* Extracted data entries
***

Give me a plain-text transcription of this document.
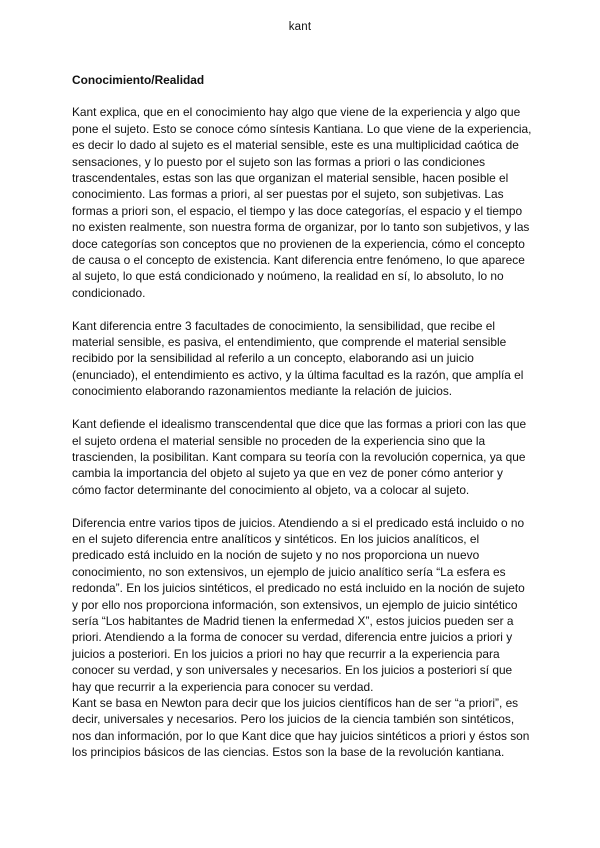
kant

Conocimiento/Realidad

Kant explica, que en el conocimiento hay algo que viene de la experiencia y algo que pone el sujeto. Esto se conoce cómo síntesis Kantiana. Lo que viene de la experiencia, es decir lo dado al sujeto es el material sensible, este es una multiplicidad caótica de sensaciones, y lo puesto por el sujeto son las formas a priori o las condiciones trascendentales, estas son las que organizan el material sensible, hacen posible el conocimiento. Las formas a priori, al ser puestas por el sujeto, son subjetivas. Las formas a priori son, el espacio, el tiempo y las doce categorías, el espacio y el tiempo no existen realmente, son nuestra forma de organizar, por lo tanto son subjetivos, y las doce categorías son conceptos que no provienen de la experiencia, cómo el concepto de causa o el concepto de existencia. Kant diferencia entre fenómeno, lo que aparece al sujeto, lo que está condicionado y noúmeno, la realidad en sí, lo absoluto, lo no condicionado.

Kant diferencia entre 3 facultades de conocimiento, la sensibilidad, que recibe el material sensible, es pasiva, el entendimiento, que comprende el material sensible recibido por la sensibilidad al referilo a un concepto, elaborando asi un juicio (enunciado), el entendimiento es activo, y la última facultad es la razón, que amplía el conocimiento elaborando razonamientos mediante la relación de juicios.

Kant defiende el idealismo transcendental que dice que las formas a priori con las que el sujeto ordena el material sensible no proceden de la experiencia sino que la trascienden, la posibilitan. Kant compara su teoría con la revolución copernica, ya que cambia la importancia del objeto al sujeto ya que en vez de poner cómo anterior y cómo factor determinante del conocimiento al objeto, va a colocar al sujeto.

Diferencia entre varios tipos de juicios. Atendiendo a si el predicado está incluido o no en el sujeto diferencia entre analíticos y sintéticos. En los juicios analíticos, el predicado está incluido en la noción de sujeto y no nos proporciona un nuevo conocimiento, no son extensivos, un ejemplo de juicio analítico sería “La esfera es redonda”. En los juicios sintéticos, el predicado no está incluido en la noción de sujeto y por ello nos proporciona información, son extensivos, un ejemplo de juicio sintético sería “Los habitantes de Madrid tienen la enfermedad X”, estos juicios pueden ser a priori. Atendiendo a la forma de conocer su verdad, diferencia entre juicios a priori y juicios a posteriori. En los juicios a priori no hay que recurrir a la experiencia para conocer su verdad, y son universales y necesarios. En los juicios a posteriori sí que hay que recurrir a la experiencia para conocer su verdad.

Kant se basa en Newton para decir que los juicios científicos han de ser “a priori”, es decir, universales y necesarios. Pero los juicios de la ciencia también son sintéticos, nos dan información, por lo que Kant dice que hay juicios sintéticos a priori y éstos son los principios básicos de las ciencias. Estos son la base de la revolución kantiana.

***

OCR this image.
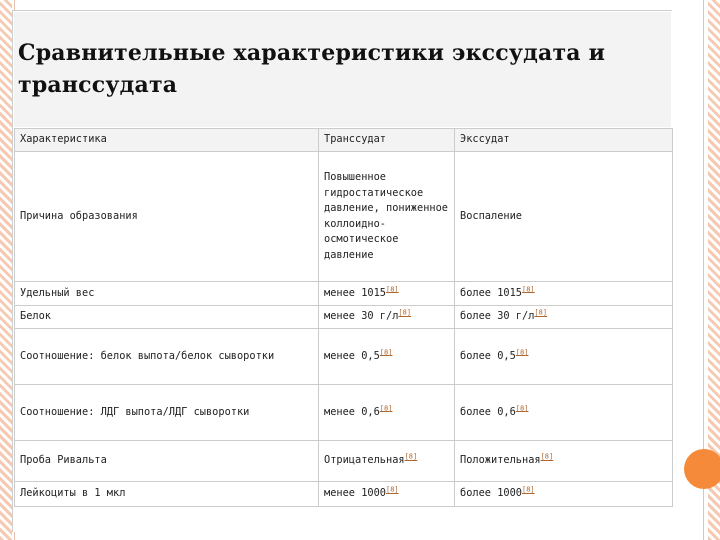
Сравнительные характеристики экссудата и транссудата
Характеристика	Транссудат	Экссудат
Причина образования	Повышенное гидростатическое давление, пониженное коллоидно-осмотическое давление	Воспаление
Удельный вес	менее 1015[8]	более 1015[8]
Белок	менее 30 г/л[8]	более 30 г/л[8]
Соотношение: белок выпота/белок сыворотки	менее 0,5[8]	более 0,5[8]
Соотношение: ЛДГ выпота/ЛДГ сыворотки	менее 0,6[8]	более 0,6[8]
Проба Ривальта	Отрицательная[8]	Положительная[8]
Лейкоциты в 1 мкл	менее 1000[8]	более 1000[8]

***

* WHAT YOU NEED TO DO
Tally up the lines in the records that contain the word "Соотношение" and give only the total.

* TASK SOLUTION
2